* [What you have to do]: Make an exact copy of the records, dropping all pictures.

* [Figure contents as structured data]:
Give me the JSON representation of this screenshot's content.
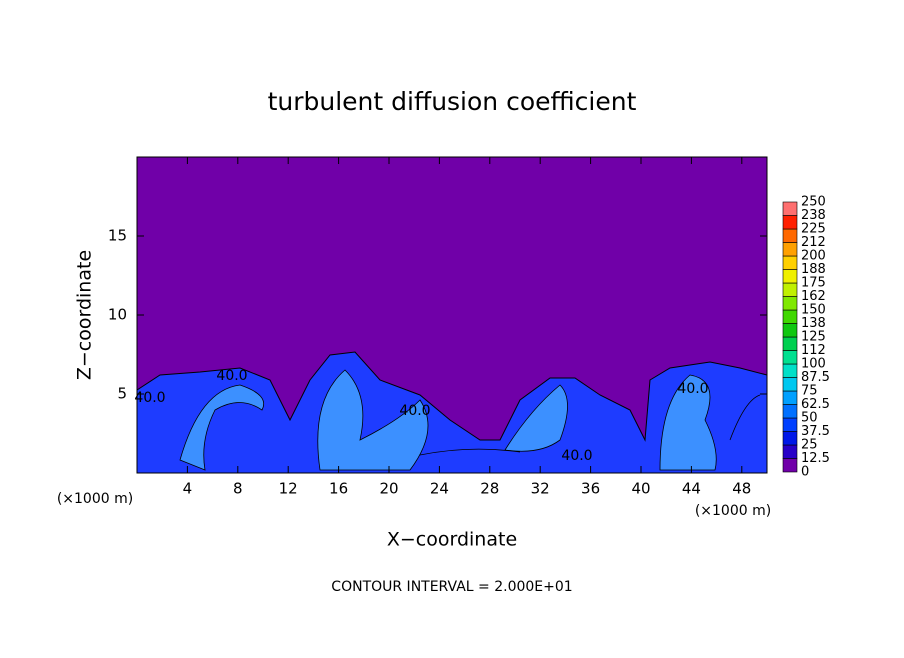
{
  "chart_data": {
    "type": "contour",
    "title": "turbulent diffusion coefficient",
    "xlabel": "X−coordinate",
    "ylabel": "Z−coordinate",
    "xunit": "(×1000 m)",
    "yunit": "(×1000 m)",
    "xlim": [
      0,
      50
    ],
    "ylim": [
      0,
      20
    ],
    "xticks": [
      4,
      8,
      12,
      16,
      20,
      24,
      28,
      32,
      36,
      40,
      44,
      48
    ],
    "yticks": [
      5,
      10,
      15
    ],
    "contour_labels": [
      "40.0",
      "40.0",
      "40.0",
      "40.0",
      "40.0"
    ],
    "footnote": "CONTOUR INTERVAL = 2.000E+01",
    "colorbar": {
      "levels": [
        0,
        12.5,
        25,
        37.5,
        50,
        62.5,
        75,
        87.5,
        100,
        {
          "value": 112.5,
          "label": "112"
        },
        125,
        {
          "value": 137.5,
          "label": "138"
        },
        150,
        {
          "value": 162.5,
          "label": "162"
        },
        175,
        {
          "value": 187.5,
          "label": "188"
        },
        200,
        {
          "value": 212.5,
          "label": "212"
        },
        225,
        {
          "value": 237.5,
          "label": "238"
        },
        250
      ],
      "colors": [
        "#7000a8",
        "#2800c8",
        "#0018e8",
        "#0040ff",
        "#0070ff",
        "#00a0ff",
        "#00c8f0",
        "#00e0c8",
        "#00e090",
        "#00d050",
        "#10c810",
        "#40d800",
        "#80e800",
        "#c0f000",
        "#f0f000",
        "#ffd000",
        "#ffa000",
        "#ff6800",
        "#ff2000",
        "#ff7070"
      ]
    }
  }
}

* [The response]:
Give me the JSON representation of this screenshot's content.
{
  "chart_data": {
    "type": "contour",
    "title": "turbulent diffusion coefficient",
    "xlabel": "X−coordinate",
    "ylabel": "Z−coordinate",
    "xunit": "(×1000 m)",
    "yunit": "(×1000 m)",
    "xlim": [
      0,
      50
    ],
    "ylim": [
      0,
      20
    ],
    "xticks": [
      4,
      8,
      12,
      16,
      20,
      24,
      28,
      32,
      36,
      40,
      44,
      48
    ],
    "yticks": [
      5,
      10,
      15
    ],
    "contour_labels": [
      "40.0",
      "40.0",
      "40.0",
      "40.0",
      "40.0"
    ],
    "footnote": "CONTOUR INTERVAL = 2.000E+01",
    "colorbar": {
      "levels": [
        0,
        12.5,
        25,
        37.5,
        50,
        62.5,
        75,
        87.5,
        100,
        {
          "value": 112.5,
          "label": "112"
        },
        125,
        {
          "value": 137.5,
          "label": "138"
        },
        150,
        {
          "value": 162.5,
          "label": "162"
        },
        175,
        {
          "value": 187.5,
          "label": "188"
        },
        200,
        {
          "value": 212.5,
          "label": "212"
        },
        225,
        {
          "value": 237.5,
          "label": "238"
        },
        250
      ],
      "colors": [
        "#7000a8",
        "#2800c8",
        "#0018e8",
        "#0040ff",
        "#0070ff",
        "#00a0ff",
        "#00c8f0",
        "#00e0c8",
        "#00e090",
        "#00d050",
        "#10c810",
        "#40d800",
        "#80e800",
        "#c0f000",
        "#f0f000",
        "#ffd000",
        "#ffa000",
        "#ff6800",
        "#ff2000",
        "#ff7070"
      ]
    }
  }
}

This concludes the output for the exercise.